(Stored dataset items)
>>>
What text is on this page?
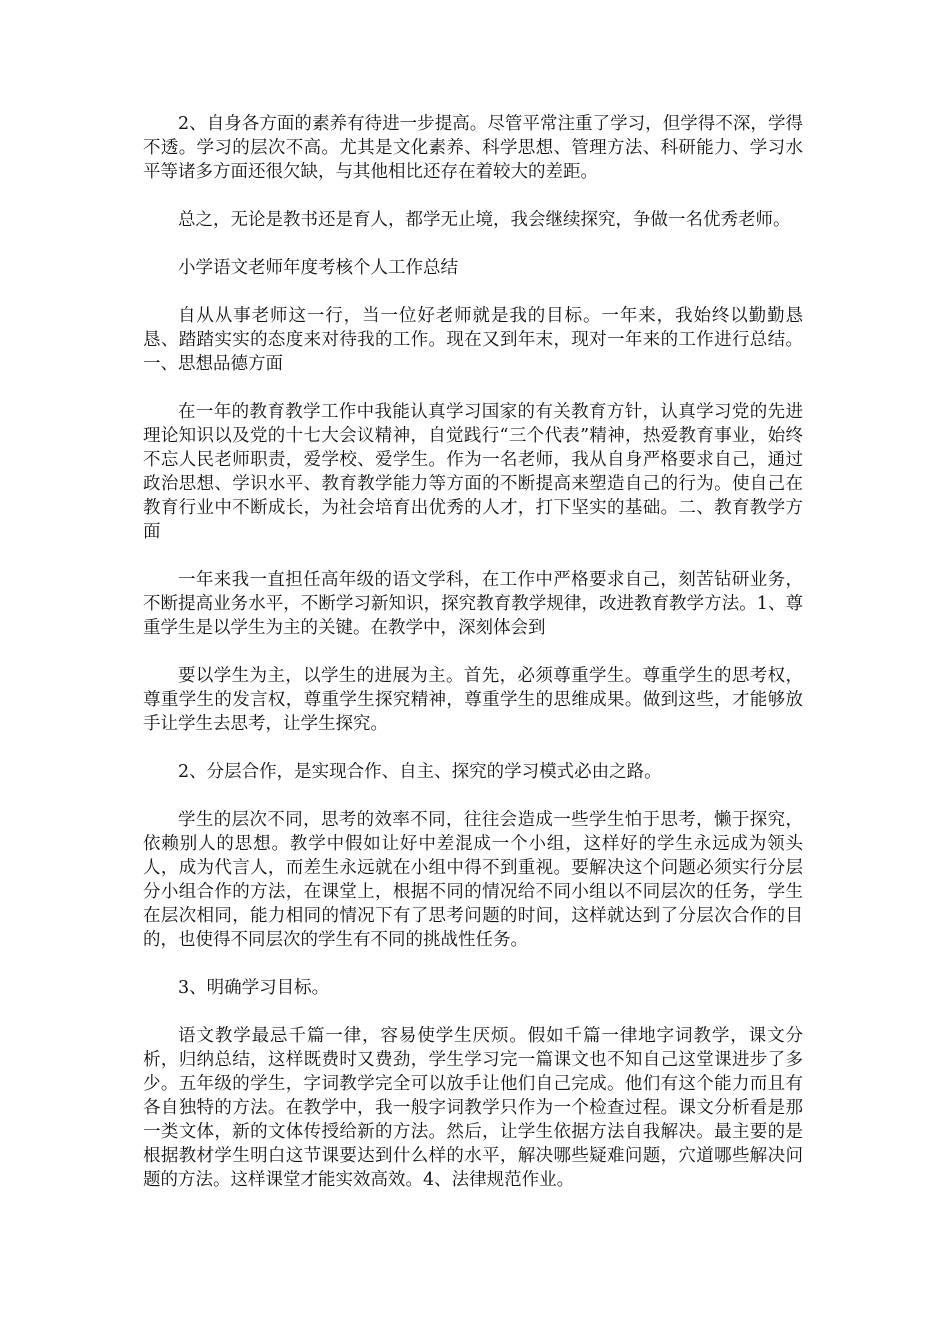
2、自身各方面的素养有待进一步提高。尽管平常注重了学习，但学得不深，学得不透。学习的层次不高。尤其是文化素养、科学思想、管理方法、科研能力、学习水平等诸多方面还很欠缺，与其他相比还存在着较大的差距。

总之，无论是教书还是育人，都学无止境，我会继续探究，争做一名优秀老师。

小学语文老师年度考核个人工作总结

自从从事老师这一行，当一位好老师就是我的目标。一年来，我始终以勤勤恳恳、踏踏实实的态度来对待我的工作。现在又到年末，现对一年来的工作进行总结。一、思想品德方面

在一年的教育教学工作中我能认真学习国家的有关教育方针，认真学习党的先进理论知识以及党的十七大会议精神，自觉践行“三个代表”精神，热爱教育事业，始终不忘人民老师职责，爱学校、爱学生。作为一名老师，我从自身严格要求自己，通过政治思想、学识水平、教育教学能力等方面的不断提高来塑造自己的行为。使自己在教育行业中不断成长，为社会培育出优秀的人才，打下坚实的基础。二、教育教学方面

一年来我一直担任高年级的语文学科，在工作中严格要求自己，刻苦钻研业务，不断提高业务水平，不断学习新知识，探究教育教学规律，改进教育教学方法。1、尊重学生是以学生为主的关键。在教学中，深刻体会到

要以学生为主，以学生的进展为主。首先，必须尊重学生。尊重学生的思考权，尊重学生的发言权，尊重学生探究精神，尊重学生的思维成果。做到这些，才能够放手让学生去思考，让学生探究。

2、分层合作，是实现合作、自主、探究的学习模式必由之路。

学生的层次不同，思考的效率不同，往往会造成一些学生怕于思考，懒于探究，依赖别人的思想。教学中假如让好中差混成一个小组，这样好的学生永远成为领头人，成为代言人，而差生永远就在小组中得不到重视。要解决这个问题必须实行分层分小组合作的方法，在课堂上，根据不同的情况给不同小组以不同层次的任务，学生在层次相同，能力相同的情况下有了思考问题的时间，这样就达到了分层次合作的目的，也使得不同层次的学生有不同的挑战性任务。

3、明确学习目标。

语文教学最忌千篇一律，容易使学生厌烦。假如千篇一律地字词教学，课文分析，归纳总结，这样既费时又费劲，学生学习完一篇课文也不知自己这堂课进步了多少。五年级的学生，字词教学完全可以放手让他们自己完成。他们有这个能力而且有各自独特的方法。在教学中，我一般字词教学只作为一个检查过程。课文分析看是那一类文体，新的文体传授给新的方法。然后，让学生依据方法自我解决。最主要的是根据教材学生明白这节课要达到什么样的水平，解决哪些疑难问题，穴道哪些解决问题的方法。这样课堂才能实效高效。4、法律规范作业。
<<<
>>>
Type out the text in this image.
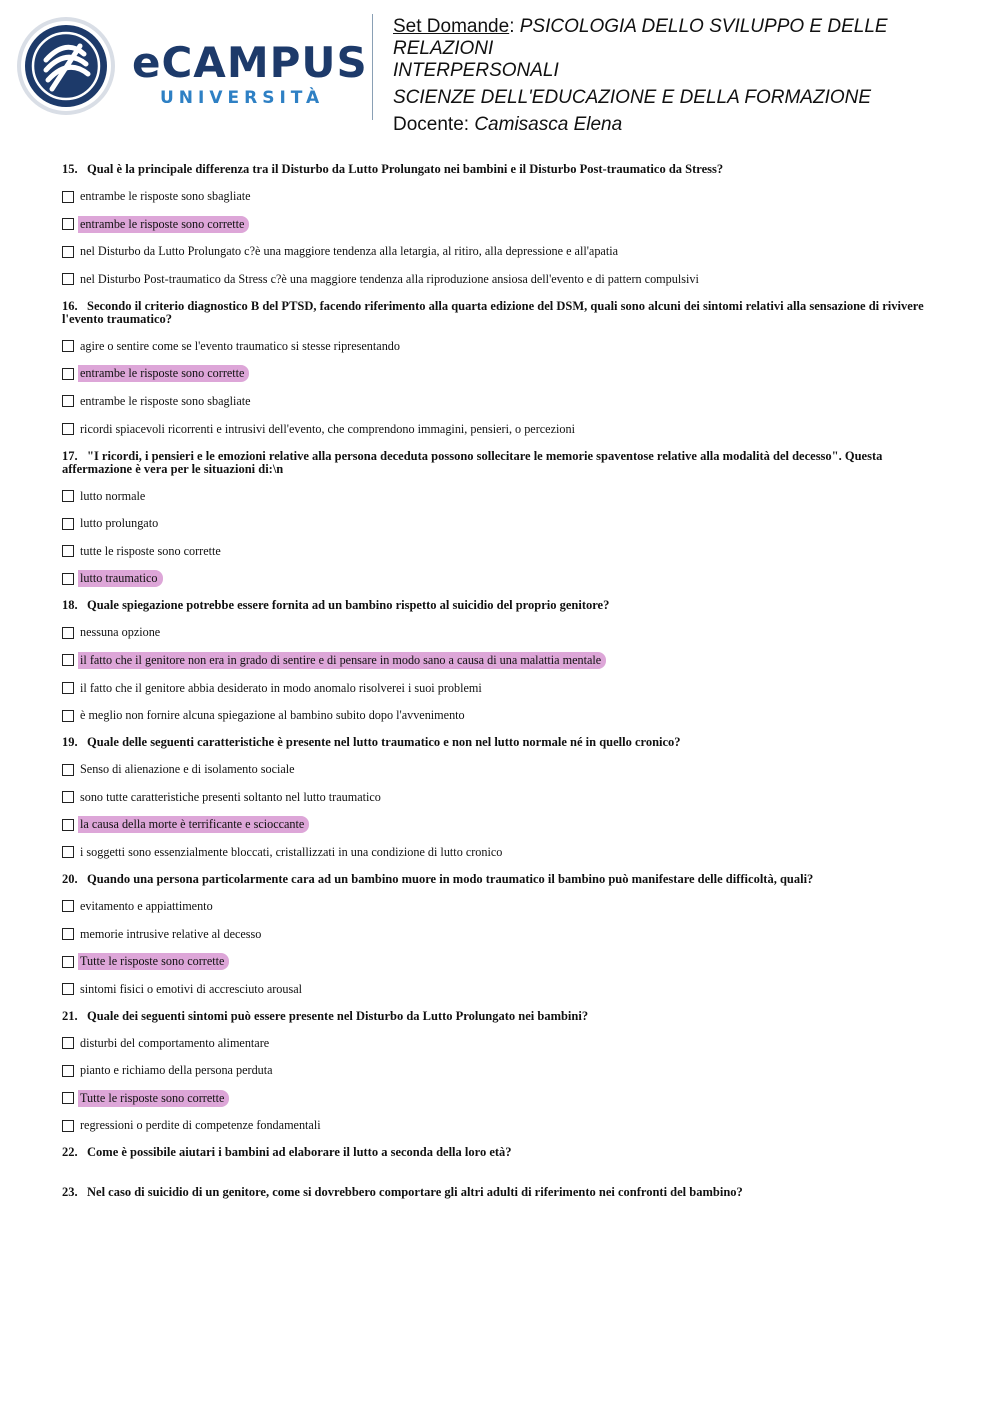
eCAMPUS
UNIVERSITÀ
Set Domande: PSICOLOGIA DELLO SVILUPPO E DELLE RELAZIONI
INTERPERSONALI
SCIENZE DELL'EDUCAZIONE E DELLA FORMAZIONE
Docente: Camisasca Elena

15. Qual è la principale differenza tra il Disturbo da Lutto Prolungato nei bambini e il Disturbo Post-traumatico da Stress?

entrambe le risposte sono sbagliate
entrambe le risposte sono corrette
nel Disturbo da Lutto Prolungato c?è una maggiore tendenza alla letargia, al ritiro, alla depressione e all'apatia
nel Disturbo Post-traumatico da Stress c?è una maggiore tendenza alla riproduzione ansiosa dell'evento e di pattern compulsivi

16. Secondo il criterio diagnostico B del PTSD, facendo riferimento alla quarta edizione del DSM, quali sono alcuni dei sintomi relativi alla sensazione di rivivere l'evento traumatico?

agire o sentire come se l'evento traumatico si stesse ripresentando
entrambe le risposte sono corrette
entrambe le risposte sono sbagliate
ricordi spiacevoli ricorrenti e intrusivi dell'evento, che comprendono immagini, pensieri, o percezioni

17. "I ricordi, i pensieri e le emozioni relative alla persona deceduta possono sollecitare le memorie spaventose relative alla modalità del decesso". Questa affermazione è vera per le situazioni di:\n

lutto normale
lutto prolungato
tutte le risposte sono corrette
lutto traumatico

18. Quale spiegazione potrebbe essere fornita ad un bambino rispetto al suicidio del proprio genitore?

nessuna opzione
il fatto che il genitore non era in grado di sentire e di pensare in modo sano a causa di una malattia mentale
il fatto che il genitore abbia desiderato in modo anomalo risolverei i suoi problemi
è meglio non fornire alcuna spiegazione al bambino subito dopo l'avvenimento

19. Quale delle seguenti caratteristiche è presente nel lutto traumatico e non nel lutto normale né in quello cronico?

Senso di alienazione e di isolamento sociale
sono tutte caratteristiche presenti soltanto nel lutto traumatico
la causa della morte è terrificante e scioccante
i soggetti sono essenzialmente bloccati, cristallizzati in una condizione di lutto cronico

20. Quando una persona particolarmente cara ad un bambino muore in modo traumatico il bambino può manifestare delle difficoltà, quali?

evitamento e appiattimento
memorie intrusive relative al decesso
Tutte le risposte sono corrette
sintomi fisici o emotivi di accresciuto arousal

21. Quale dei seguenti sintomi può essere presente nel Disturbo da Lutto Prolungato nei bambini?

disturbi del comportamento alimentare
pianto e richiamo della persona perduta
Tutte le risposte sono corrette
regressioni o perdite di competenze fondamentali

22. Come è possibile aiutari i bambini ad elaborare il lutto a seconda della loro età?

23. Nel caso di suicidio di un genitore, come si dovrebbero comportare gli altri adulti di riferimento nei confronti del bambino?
<<<
>>>
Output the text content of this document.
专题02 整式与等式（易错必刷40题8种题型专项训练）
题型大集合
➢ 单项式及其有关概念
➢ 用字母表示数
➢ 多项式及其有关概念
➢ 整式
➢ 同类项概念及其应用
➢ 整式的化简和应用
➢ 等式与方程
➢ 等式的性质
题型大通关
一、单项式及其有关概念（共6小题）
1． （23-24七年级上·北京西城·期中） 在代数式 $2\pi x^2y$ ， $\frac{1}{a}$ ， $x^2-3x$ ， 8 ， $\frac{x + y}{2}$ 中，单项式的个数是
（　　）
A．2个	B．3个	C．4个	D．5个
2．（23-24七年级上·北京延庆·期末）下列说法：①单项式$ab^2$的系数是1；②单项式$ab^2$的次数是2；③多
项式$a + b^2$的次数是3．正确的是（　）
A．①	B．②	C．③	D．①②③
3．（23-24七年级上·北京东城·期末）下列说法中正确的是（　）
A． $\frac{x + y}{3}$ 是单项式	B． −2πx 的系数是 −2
<<<
To do: Among the lines above, count those containing the word "tendenza" and give nothing but the result.

Completed task: 2